++++ Supplied records

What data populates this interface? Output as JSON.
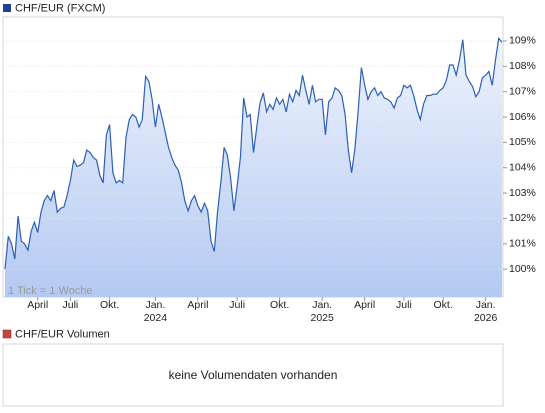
{
  "chart_data": {
    "type": "line",
    "legend": "CHF/EUR (FXCM)",
    "annotation": "1 Tick = 1 Woche",
    "color": "#2b5fb8",
    "values": [
      100.0,
      101.3,
      101.0,
      100.4,
      102.1,
      101.1,
      101.0,
      100.75,
      101.5,
      101.85,
      101.45,
      102.25,
      102.7,
      102.9,
      102.7,
      103.1,
      102.25,
      102.4,
      102.45,
      102.9,
      103.5,
      104.3,
      104.05,
      104.1,
      104.2,
      104.7,
      104.6,
      104.4,
      104.3,
      103.7,
      103.4,
      105.3,
      105.7,
      103.8,
      103.4,
      103.5,
      103.4,
      105.2,
      105.9,
      106.1,
      106.0,
      105.6,
      105.9,
      107.6,
      107.4,
      106.7,
      105.6,
      106.5,
      106.0,
      105.4,
      104.8,
      104.4,
      104.1,
      103.9,
      103.4,
      102.7,
      102.3,
      102.7,
      102.9,
      102.5,
      102.25,
      102.6,
      102.3,
      101.1,
      100.7,
      102.25,
      103.4,
      104.8,
      104.5,
      103.6,
      102.3,
      103.3,
      104.4,
      106.75,
      106.0,
      106.1,
      104.6,
      105.6,
      106.55,
      106.95,
      106.2,
      106.5,
      106.3,
      106.75,
      106.5,
      106.7,
      106.2,
      106.9,
      106.6,
      107.05,
      106.85,
      107.65,
      107.05,
      106.5,
      107.25,
      106.6,
      106.7,
      106.7,
      105.3,
      106.6,
      106.75,
      107.15,
      107.05,
      106.85,
      106.1,
      104.7,
      103.8,
      104.75,
      106.2,
      107.95,
      107.25,
      106.7,
      107.0,
      107.15,
      106.85,
      107.0,
      106.75,
      106.7,
      106.6,
      106.35,
      106.75,
      106.85,
      107.25,
      107.15,
      107.25,
      106.85,
      106.3,
      105.9,
      106.5,
      106.85,
      106.85,
      106.9,
      106.9,
      107.05,
      107.15,
      107.45,
      108.05,
      108.05,
      107.65,
      108.25,
      109.05,
      107.65,
      107.4,
      107.2,
      106.8,
      107.0,
      107.55,
      107.65,
      107.8,
      107.25,
      108.25,
      109.1,
      108.95
    ],
    "xlim": [
      0,
      152
    ],
    "xticks": [
      {
        "value": 10,
        "label": "April"
      },
      {
        "value": 20,
        "label": "Juli"
      },
      {
        "value": 32,
        "label": "Okt."
      },
      {
        "value": 46,
        "label": "Jan.",
        "year": "2024"
      },
      {
        "value": 59,
        "label": "April"
      },
      {
        "value": 71,
        "label": "Juli"
      },
      {
        "value": 84,
        "label": "Okt."
      },
      {
        "value": 97,
        "label": "Jan.",
        "year": "2025"
      },
      {
        "value": 110,
        "label": "April"
      },
      {
        "value": 122,
        "label": "Juli"
      },
      {
        "value": 134,
        "label": "Okt."
      },
      {
        "value": 147,
        "label": "Jan.",
        "year": "2026"
      }
    ],
    "ylim": [
      98.9,
      110.3
    ],
    "yticks": [
      {
        "value": 100,
        "label": "100%"
      },
      {
        "value": 101,
        "label": "101%"
      },
      {
        "value": 102,
        "label": "102%"
      },
      {
        "value": 103,
        "label": "103%"
      },
      {
        "value": 104,
        "label": "104%"
      },
      {
        "value": 105,
        "label": "105%"
      },
      {
        "value": 106,
        "label": "106%"
      },
      {
        "value": 107,
        "label": "107%"
      },
      {
        "value": 108,
        "label": "108%"
      },
      {
        "value": 109,
        "label": "109%"
      }
    ],
    "grid": true,
    "volume": {
      "legend": "CHF/EUR Volumen",
      "message": "keine Volumendaten vorhanden"
    }
  }
}
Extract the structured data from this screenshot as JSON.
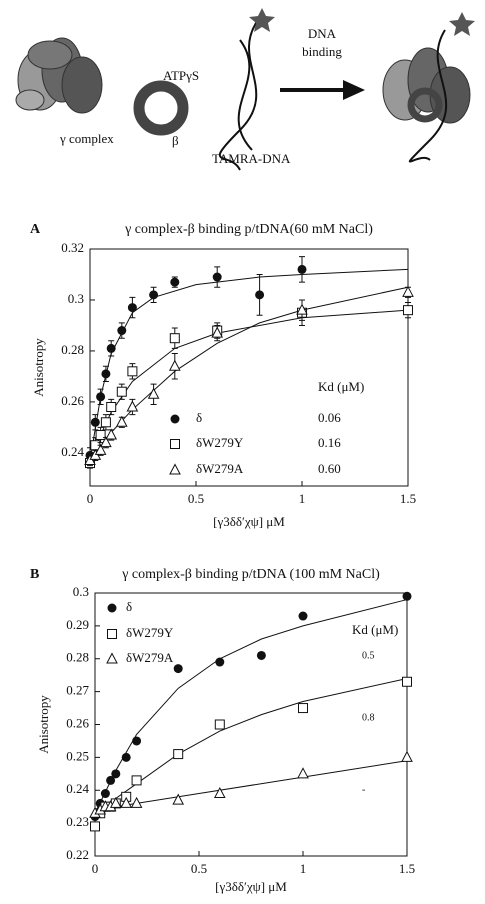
{
  "diagram": {
    "labels": {
      "atp": "ATPγS",
      "dna_binding": [
        "DNA",
        "binding"
      ],
      "gamma_complex": "γ complex",
      "beta": "β",
      "tamra": "TAMRA-DNA"
    }
  },
  "chart_data": [
    {
      "type": "scatter",
      "panel": "A",
      "title": "γ complex-β binding p/tDNA(60 mM NaCl)",
      "x_label": "[γ3δδ′χψ] μM",
      "y_label": "Anisotropy",
      "xlim": [
        0,
        1.5
      ],
      "xticks": [
        0,
        0.5,
        1,
        1.5
      ],
      "ylim": [
        0.227,
        0.32
      ],
      "yticks": [
        0.24,
        0.26,
        0.28,
        0.3,
        0.32
      ],
      "kd_title": "Kd (μM)",
      "series": [
        {
          "name": "δ",
          "marker": "circle",
          "color": "#111111",
          "kd": "0.06",
          "x": [
            0,
            0.025,
            0.05,
            0.075,
            0.1,
            0.15,
            0.2,
            0.3,
            0.4,
            0.6,
            0.8,
            1.0
          ],
          "values": [
            0.239,
            0.252,
            0.262,
            0.271,
            0.281,
            0.288,
            0.297,
            0.302,
            0.307,
            0.309,
            0.302,
            0.312
          ],
          "errors": [
            0.003,
            0.003,
            0.003,
            0.003,
            0.003,
            0.003,
            0.004,
            0.003,
            0.002,
            0.004,
            0.008,
            0.005
          ],
          "fit": {
            "x": [
              0,
              0.05,
              0.1,
              0.2,
              0.3,
              0.5,
              0.8,
              1.0,
              1.5
            ],
            "values": [
              0.237,
              0.262,
              0.279,
              0.295,
              0.301,
              0.306,
              0.309,
              0.31,
              0.312
            ]
          }
        },
        {
          "name": "δW279Y",
          "marker": "square",
          "color": "#111111",
          "kd": "0.16",
          "x": [
            0,
            0.025,
            0.05,
            0.075,
            0.1,
            0.15,
            0.2,
            0.4,
            0.6,
            1.0,
            1.5
          ],
          "values": [
            0.236,
            0.243,
            0.247,
            0.252,
            0.258,
            0.264,
            0.272,
            0.285,
            0.288,
            0.295,
            0.296
          ],
          "errors": [
            0.002,
            0.003,
            0.003,
            0.003,
            0.003,
            0.003,
            0.003,
            0.004,
            0.003,
            0.005,
            0.003
          ],
          "fit": {
            "x": [
              0,
              0.05,
              0.1,
              0.2,
              0.4,
              0.6,
              1.0,
              1.5
            ],
            "values": [
              0.236,
              0.247,
              0.256,
              0.268,
              0.281,
              0.287,
              0.293,
              0.296
            ]
          }
        },
        {
          "name": "δW279A",
          "marker": "triangle",
          "color": "#111111",
          "kd": "0.60",
          "x": [
            0,
            0.025,
            0.05,
            0.075,
            0.1,
            0.15,
            0.2,
            0.3,
            0.4,
            0.6,
            1.0,
            1.5
          ],
          "values": [
            0.237,
            0.239,
            0.241,
            0.244,
            0.247,
            0.252,
            0.258,
            0.263,
            0.274,
            0.287,
            0.296,
            0.303
          ],
          "errors": [
            0.002,
            0.002,
            0.002,
            0.002,
            0.002,
            0.002,
            0.003,
            0.004,
            0.005,
            0.003,
            0.004,
            0.002
          ],
          "fit": {
            "x": [
              0,
              0.1,
              0.2,
              0.4,
              0.6,
              0.8,
              1.0,
              1.5
            ],
            "values": [
              0.237,
              0.248,
              0.257,
              0.272,
              0.283,
              0.291,
              0.296,
              0.305
            ]
          }
        }
      ]
    },
    {
      "type": "scatter",
      "panel": "B",
      "title": "γ complex-β binding p/tDNA (100 mM NaCl)",
      "x_label": "[γ3δδ′χψ] μM",
      "y_label": "Anisotropy",
      "xlim": [
        0,
        1.5
      ],
      "xticks": [
        0,
        0.5,
        1,
        1.5
      ],
      "ylim": [
        0.22,
        0.3
      ],
      "yticks": [
        0.22,
        0.23,
        0.24,
        0.25,
        0.26,
        0.27,
        0.28,
        0.29,
        0.3
      ],
      "kd_title": "Kd (μM)",
      "series": [
        {
          "name": "δ",
          "marker": "circle",
          "color": "#111111",
          "kd": "0.5",
          "x": [
            0,
            0.025,
            0.05,
            0.075,
            0.1,
            0.15,
            0.2,
            0.4,
            0.6,
            0.8,
            1.0,
            1.5
          ],
          "values": [
            0.232,
            0.236,
            0.239,
            0.243,
            0.245,
            0.25,
            0.255,
            0.277,
            0.279,
            0.281,
            0.293,
            0.299
          ],
          "fit": {
            "x": [
              0,
              0.1,
              0.2,
              0.4,
              0.6,
              0.8,
              1.0,
              1.5
            ],
            "values": [
              0.233,
              0.246,
              0.257,
              0.271,
              0.28,
              0.286,
              0.29,
              0.298
            ]
          }
        },
        {
          "name": "δW279Y",
          "marker": "square",
          "color": "#111111",
          "kd": "0.8",
          "x": [
            0,
            0.025,
            0.05,
            0.075,
            0.1,
            0.15,
            0.2,
            0.4,
            0.6,
            1.0,
            1.5
          ],
          "values": [
            0.229,
            0.233,
            0.235,
            0.235,
            0.236,
            0.238,
            0.243,
            0.251,
            0.26,
            0.265,
            0.273
          ],
          "fit": {
            "x": [
              0,
              0.2,
              0.4,
              0.6,
              0.8,
              1.0,
              1.5
            ],
            "values": [
              0.233,
              0.242,
              0.251,
              0.258,
              0.263,
              0.267,
              0.274
            ]
          }
        },
        {
          "name": "δW279A",
          "marker": "triangle",
          "color": "#111111",
          "kd": "-",
          "x": [
            0,
            0.025,
            0.05,
            0.075,
            0.1,
            0.15,
            0.2,
            0.4,
            0.6,
            1.0,
            1.5
          ],
          "values": [
            0.233,
            0.234,
            0.235,
            0.235,
            0.236,
            0.236,
            0.236,
            0.237,
            0.239,
            0.245,
            0.25
          ],
          "fit": {
            "x": [
              0,
              0.5,
              1.0,
              1.5
            ],
            "values": [
              0.234,
              0.239,
              0.244,
              0.249
            ]
          }
        }
      ]
    }
  ]
}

++++++++

Establish how many lines of the material above hold the word "tDNA". Nothing but the count should be returned.

2